───── MATERIAL FOR THIS TASK

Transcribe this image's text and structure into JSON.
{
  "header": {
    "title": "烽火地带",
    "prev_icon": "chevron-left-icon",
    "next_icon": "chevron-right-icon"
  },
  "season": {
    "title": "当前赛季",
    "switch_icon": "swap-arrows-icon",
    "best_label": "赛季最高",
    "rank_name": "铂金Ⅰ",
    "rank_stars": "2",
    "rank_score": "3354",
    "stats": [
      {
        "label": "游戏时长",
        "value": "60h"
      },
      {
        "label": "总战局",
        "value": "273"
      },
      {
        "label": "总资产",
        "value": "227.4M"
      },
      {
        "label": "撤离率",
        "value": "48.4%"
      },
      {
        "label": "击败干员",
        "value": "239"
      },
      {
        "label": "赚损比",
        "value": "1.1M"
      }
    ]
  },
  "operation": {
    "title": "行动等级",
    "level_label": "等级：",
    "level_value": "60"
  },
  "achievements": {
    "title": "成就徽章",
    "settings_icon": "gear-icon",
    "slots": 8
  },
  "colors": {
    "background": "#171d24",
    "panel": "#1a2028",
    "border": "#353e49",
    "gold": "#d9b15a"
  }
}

──────────
───── MATERIAL FOR THIS TASK

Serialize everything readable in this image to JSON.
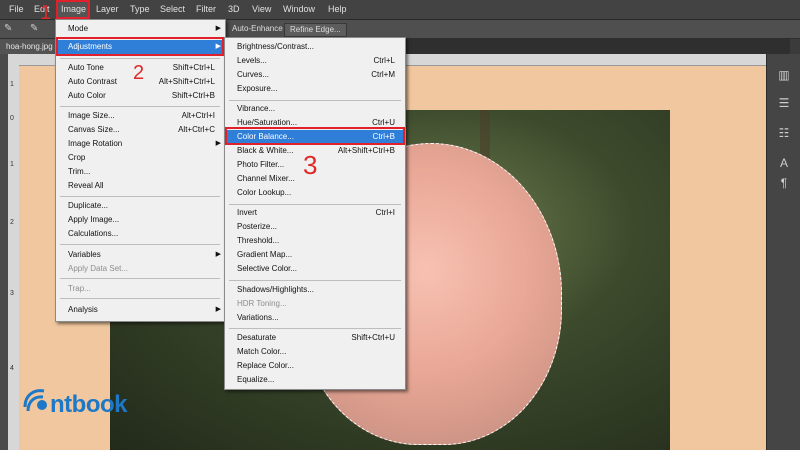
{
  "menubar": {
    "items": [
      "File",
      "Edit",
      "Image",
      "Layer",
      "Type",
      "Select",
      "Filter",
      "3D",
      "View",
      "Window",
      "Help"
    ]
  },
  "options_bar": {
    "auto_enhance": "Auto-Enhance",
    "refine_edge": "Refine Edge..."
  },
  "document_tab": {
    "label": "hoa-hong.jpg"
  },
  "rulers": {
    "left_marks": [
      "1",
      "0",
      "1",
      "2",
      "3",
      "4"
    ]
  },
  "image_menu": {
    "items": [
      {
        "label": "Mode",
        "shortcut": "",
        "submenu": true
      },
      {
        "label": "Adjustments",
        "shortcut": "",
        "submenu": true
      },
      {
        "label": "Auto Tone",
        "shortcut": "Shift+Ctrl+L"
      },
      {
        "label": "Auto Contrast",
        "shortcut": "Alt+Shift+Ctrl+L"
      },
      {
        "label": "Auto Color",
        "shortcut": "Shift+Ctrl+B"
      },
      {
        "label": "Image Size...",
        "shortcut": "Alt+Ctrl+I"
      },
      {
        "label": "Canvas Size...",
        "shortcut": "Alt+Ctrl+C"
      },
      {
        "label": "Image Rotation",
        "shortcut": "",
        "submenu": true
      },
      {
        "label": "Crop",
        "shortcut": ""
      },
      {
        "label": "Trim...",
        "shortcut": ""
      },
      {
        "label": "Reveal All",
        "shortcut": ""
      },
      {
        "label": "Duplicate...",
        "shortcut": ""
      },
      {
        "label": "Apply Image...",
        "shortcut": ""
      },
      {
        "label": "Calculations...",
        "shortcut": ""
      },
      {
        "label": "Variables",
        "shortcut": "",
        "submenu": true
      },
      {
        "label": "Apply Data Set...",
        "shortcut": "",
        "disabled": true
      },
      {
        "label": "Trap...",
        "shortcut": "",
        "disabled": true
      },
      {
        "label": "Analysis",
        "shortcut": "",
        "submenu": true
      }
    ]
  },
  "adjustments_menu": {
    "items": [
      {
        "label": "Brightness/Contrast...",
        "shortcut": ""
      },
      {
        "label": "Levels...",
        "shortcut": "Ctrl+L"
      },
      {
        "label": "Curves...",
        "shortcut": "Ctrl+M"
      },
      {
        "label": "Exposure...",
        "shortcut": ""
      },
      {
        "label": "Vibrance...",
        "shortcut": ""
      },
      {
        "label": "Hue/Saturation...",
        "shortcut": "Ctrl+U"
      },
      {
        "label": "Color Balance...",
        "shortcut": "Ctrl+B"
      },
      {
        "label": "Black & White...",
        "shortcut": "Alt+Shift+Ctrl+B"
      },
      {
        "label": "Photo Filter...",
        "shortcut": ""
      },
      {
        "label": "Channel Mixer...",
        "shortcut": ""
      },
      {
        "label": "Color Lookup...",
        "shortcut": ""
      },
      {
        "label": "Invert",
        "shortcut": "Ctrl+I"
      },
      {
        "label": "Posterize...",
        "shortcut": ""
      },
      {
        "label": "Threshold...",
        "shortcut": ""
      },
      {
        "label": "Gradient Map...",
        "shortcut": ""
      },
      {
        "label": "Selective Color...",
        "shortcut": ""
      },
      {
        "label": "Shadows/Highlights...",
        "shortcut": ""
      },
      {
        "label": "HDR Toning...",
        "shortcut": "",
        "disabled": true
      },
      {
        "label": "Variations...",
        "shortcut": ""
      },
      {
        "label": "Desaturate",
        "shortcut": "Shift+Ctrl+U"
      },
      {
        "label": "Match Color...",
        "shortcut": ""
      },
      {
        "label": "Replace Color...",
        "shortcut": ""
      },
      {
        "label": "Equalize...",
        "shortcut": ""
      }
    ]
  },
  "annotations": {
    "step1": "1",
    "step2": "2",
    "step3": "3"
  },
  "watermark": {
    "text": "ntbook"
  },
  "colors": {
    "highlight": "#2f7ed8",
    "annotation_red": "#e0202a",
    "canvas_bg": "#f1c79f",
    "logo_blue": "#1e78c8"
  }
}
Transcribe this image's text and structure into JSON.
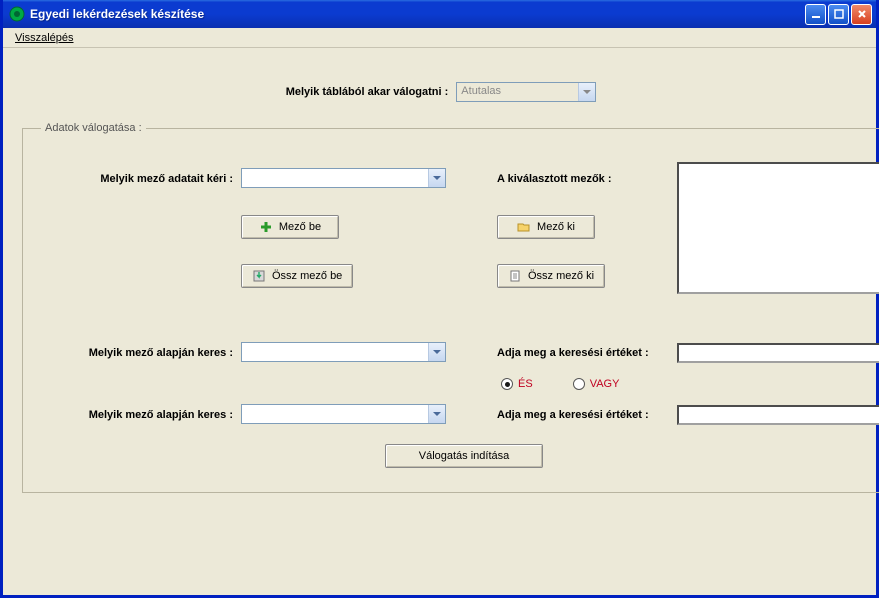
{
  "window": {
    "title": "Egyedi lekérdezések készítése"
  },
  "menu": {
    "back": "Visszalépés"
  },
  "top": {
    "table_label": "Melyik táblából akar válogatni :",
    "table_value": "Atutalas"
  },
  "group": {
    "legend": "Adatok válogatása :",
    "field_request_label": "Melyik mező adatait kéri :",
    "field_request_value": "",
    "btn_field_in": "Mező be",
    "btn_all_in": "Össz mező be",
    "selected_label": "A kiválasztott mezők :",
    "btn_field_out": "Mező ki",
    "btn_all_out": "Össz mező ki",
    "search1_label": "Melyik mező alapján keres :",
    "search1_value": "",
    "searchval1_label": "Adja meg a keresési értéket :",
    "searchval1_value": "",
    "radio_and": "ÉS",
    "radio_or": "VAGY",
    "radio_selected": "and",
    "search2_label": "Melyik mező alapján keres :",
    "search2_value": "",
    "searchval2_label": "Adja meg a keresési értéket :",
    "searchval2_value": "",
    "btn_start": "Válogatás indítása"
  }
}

──────────
───── MATERIAL FOR THIS TASK

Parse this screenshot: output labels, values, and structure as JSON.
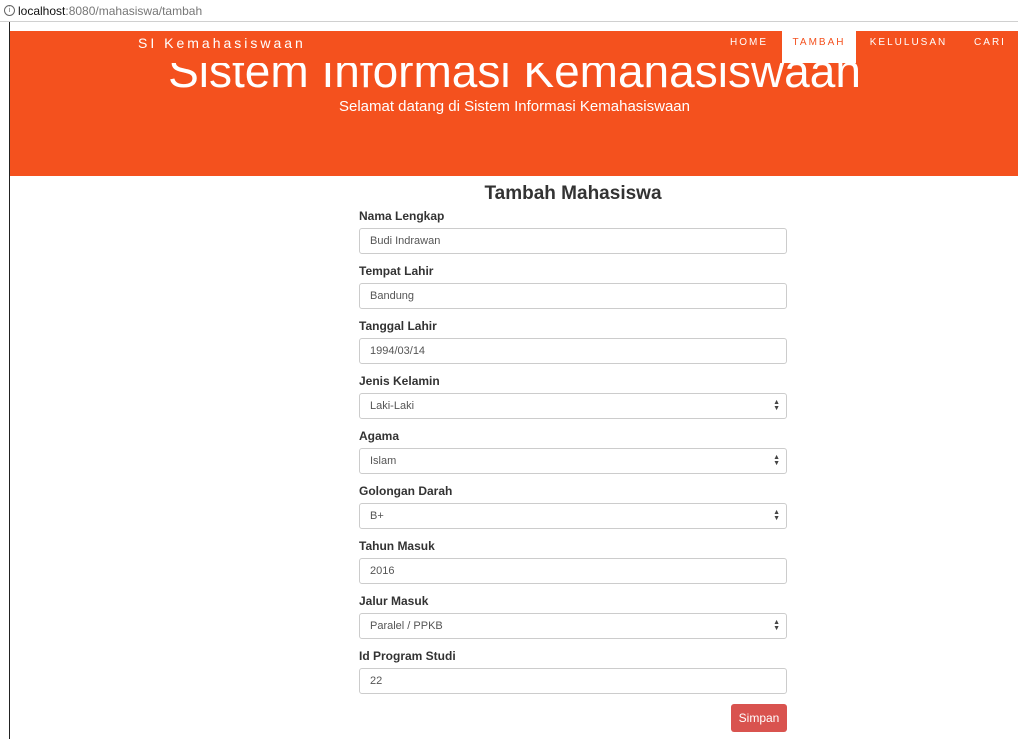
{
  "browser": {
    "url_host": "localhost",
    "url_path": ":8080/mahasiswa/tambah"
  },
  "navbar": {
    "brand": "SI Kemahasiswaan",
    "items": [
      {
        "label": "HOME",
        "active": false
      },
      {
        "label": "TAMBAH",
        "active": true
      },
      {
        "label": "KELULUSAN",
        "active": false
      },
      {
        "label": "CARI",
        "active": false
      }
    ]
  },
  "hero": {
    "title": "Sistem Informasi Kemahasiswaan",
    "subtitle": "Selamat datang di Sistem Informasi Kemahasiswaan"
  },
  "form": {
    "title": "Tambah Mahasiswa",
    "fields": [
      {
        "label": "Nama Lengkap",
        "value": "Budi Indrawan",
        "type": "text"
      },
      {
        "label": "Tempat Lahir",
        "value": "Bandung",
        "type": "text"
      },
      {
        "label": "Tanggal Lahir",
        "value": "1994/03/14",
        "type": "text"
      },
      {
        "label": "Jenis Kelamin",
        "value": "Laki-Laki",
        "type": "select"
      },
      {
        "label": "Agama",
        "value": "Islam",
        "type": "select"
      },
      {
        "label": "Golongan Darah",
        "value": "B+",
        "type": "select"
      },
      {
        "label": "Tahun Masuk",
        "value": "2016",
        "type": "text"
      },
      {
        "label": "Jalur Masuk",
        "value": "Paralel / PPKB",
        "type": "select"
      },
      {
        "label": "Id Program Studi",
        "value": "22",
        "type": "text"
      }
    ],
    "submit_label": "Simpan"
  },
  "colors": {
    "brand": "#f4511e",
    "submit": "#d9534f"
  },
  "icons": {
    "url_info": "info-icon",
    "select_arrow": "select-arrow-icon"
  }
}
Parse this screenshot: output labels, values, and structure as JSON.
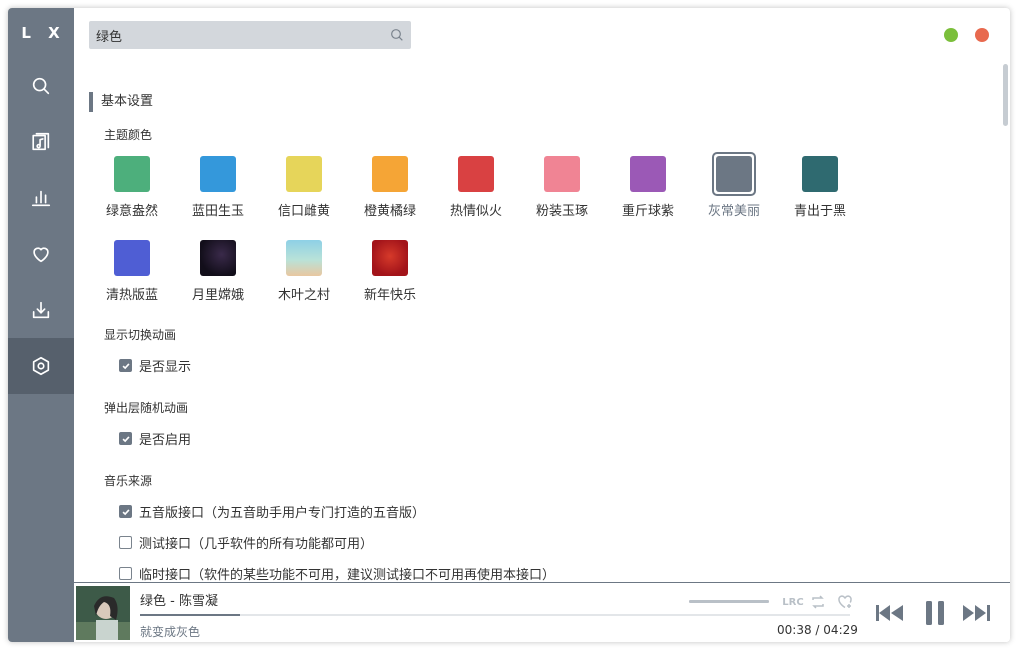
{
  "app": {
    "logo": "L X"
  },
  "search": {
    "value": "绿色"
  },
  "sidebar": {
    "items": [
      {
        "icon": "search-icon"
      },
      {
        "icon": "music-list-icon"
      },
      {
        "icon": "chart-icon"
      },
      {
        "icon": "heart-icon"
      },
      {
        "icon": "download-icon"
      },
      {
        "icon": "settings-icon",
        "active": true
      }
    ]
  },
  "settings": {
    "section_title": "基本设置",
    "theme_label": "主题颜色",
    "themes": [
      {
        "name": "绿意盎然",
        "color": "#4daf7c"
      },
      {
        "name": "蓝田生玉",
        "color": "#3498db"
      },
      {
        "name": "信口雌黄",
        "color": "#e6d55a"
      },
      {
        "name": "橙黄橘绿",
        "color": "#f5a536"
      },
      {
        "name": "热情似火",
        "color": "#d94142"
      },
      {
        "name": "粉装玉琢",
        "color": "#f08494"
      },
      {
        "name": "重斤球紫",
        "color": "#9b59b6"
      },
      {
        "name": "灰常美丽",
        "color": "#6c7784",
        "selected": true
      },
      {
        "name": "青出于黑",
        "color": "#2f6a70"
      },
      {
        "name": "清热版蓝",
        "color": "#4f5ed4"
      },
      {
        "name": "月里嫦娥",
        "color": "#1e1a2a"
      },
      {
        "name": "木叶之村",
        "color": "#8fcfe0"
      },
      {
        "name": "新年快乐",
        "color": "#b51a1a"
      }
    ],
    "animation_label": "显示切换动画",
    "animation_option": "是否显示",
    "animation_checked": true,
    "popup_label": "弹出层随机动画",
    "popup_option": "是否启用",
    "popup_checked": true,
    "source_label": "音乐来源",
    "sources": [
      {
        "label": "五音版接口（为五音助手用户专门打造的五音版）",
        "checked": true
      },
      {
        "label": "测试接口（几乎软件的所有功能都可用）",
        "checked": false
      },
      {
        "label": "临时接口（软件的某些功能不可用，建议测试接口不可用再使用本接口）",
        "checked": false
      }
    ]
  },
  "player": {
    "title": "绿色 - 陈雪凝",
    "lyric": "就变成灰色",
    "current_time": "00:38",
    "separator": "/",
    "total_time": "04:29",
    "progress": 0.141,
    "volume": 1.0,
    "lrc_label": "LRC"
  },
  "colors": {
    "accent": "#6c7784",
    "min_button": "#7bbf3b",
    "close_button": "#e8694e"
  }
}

──────────

**THE REQUEST:** Check each line of the data above for the word "Informasi" and say how many lines contain it, giving nothing besides the number.

**ANSWER FOR THIS EXERCISE:** 2